What is being asked = Reproduce all of the data exactly. Images are not to appear in the reply.

Records supplied =

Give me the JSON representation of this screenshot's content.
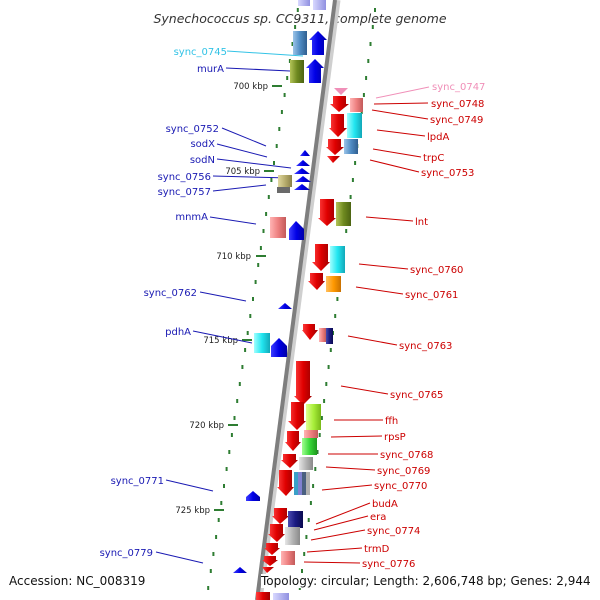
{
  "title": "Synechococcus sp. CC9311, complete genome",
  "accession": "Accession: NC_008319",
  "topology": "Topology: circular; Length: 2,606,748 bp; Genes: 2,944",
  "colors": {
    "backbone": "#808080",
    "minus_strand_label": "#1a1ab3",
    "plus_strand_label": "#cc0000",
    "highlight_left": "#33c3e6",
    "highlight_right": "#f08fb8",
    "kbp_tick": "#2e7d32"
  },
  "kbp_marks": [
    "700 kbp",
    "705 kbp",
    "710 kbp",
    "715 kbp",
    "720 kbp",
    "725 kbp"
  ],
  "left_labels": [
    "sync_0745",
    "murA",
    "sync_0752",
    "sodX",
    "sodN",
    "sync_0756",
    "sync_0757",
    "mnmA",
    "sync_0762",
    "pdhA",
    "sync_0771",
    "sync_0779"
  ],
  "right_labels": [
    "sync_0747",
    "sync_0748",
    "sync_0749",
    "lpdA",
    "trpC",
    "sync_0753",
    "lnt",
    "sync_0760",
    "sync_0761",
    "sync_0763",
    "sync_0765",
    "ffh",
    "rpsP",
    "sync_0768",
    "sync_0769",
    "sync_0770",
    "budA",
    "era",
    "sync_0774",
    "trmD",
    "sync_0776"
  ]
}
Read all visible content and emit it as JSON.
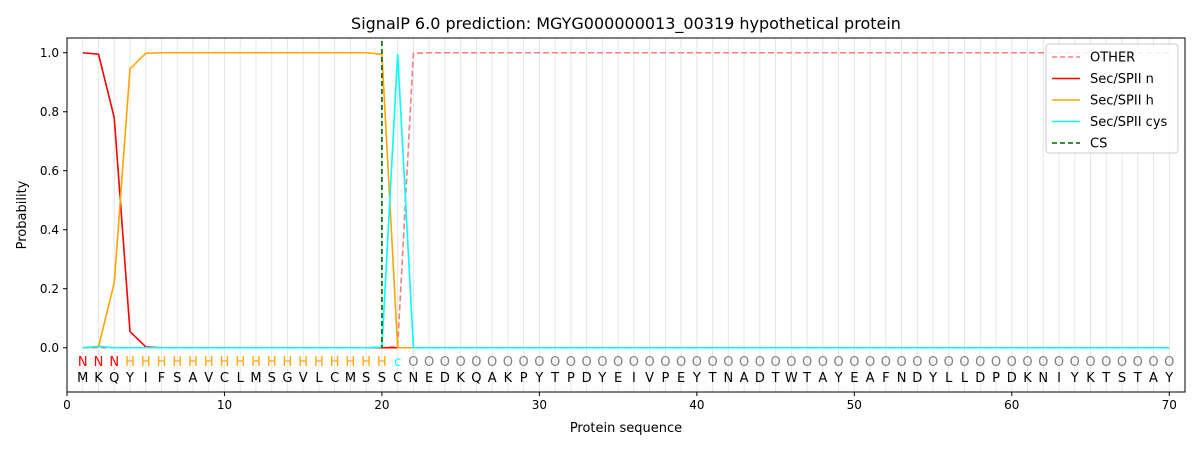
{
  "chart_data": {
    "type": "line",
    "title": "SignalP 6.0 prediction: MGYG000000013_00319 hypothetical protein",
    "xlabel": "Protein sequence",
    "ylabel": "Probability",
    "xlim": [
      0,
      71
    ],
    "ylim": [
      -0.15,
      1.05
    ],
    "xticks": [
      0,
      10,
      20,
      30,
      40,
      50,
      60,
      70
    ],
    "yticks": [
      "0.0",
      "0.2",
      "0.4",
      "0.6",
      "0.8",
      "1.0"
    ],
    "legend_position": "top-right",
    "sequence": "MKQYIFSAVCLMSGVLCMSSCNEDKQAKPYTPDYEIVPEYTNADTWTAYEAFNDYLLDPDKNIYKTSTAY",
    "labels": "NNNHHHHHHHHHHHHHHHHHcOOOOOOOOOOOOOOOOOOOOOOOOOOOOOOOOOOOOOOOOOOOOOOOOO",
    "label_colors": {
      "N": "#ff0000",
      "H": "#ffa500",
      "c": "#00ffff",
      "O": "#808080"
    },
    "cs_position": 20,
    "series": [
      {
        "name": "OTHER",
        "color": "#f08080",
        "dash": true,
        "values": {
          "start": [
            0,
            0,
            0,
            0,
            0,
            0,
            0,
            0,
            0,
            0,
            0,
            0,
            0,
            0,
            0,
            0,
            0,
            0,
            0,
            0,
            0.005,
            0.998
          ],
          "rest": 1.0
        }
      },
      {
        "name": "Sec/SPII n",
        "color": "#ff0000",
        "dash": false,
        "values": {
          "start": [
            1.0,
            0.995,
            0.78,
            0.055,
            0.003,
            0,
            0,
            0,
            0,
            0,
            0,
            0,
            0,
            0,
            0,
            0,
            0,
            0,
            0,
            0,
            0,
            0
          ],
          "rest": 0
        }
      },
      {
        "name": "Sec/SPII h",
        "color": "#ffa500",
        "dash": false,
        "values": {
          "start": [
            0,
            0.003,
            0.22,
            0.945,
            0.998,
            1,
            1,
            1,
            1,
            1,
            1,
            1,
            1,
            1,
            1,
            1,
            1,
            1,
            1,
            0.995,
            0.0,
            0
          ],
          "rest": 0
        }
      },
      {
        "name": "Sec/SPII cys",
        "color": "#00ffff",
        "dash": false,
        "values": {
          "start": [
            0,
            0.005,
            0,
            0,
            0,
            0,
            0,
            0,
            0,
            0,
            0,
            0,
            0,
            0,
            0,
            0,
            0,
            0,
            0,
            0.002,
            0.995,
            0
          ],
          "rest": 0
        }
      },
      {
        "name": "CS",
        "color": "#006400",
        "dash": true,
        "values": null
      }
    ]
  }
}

Task answer =
Give me the JSON representation of this screenshot's content.
{
  "title": "Synechococcus sp. CC9311, complete genome",
  "accession": "Accession: NC_008319",
  "topology": "Topology: circular; Length: 2,606,748 bp; Genes: 2,944",
  "colors": {
    "backbone": "#808080",
    "minus_strand_label": "#1a1ab3",
    "plus_strand_label": "#cc0000",
    "highlight_left": "#33c3e6",
    "highlight_right": "#f08fb8",
    "kbp_tick": "#2e7d32"
  },
  "kbp_marks": [
    "700 kbp",
    "705 kbp",
    "710 kbp",
    "715 kbp",
    "720 kbp",
    "725 kbp"
  ],
  "left_labels": [
    "sync_0745",
    "murA",
    "sync_0752",
    "sodX",
    "sodN",
    "sync_0756",
    "sync_0757",
    "mnmA",
    "sync_0762",
    "pdhA",
    "sync_0771",
    "sync_0779"
  ],
  "right_labels": [
    "sync_0747",
    "sync_0748",
    "sync_0749",
    "lpdA",
    "trpC",
    "sync_0753",
    "lnt",
    "sync_0760",
    "sync_0761",
    "sync_0763",
    "sync_0765",
    "ffh",
    "rpsP",
    "sync_0768",
    "sync_0769",
    "sync_0770",
    "budA",
    "era",
    "sync_0774",
    "trmD",
    "sync_0776"
  ]
}
Read all visible content and emit it as JSON.
{
  "chart_data": {
    "type": "line",
    "title": "SignalP 6.0 prediction: MGYG000000013_00319 hypothetical protein",
    "xlabel": "Protein sequence",
    "ylabel": "Probability",
    "xlim": [
      0,
      71
    ],
    "ylim": [
      -0.15,
      1.05
    ],
    "xticks": [
      0,
      10,
      20,
      30,
      40,
      50,
      60,
      70
    ],
    "yticks": [
      "0.0",
      "0.2",
      "0.4",
      "0.6",
      "0.8",
      "1.0"
    ],
    "legend_position": "top-right",
    "sequence": "MKQYIFSAVCLMSGVLCMSSCNEDKQAKPYTPDYEIVPEYTNADTWTAYEAFNDYLLDPDKNIYKTSTAY",
    "labels": "NNNHHHHHHHHHHHHHHHHHcOOOOOOOOOOOOOOOOOOOOOOOOOOOOOOOOOOOOOOOOOOOOOOOOO",
    "label_colors": {
      "N": "#ff0000",
      "H": "#ffa500",
      "c": "#00ffff",
      "O": "#808080"
    },
    "cs_position": 20,
    "series": [
      {
        "name": "OTHER",
        "color": "#f08080",
        "dash": true,
        "values": {
          "start": [
            0,
            0,
            0,
            0,
            0,
            0,
            0,
            0,
            0,
            0,
            0,
            0,
            0,
            0,
            0,
            0,
            0,
            0,
            0,
            0,
            0.005,
            0.998
          ],
          "rest": 1.0
        }
      },
      {
        "name": "Sec/SPII n",
        "color": "#ff0000",
        "dash": false,
        "values": {
          "start": [
            1.0,
            0.995,
            0.78,
            0.055,
            0.003,
            0,
            0,
            0,
            0,
            0,
            0,
            0,
            0,
            0,
            0,
            0,
            0,
            0,
            0,
            0,
            0,
            0
          ],
          "rest": 0
        }
      },
      {
        "name": "Sec/SPII h",
        "color": "#ffa500",
        "dash": false,
        "values": {
          "start": [
            0,
            0.003,
            0.22,
            0.945,
            0.998,
            1,
            1,
            1,
            1,
            1,
            1,
            1,
            1,
            1,
            1,
            1,
            1,
            1,
            1,
            0.995,
            0.0,
            0
          ],
          "rest": 0
        }
      },
      {
        "name": "Sec/SPII cys",
        "color": "#00ffff",
        "dash": false,
        "values": {
          "start": [
            0,
            0.005,
            0,
            0,
            0,
            0,
            0,
            0,
            0,
            0,
            0,
            0,
            0,
            0,
            0,
            0,
            0,
            0,
            0,
            0.002,
            0.995,
            0
          ],
          "rest": 0
        }
      },
      {
        "name": "CS",
        "color": "#006400",
        "dash": true,
        "values": null
      }
    ]
  }
}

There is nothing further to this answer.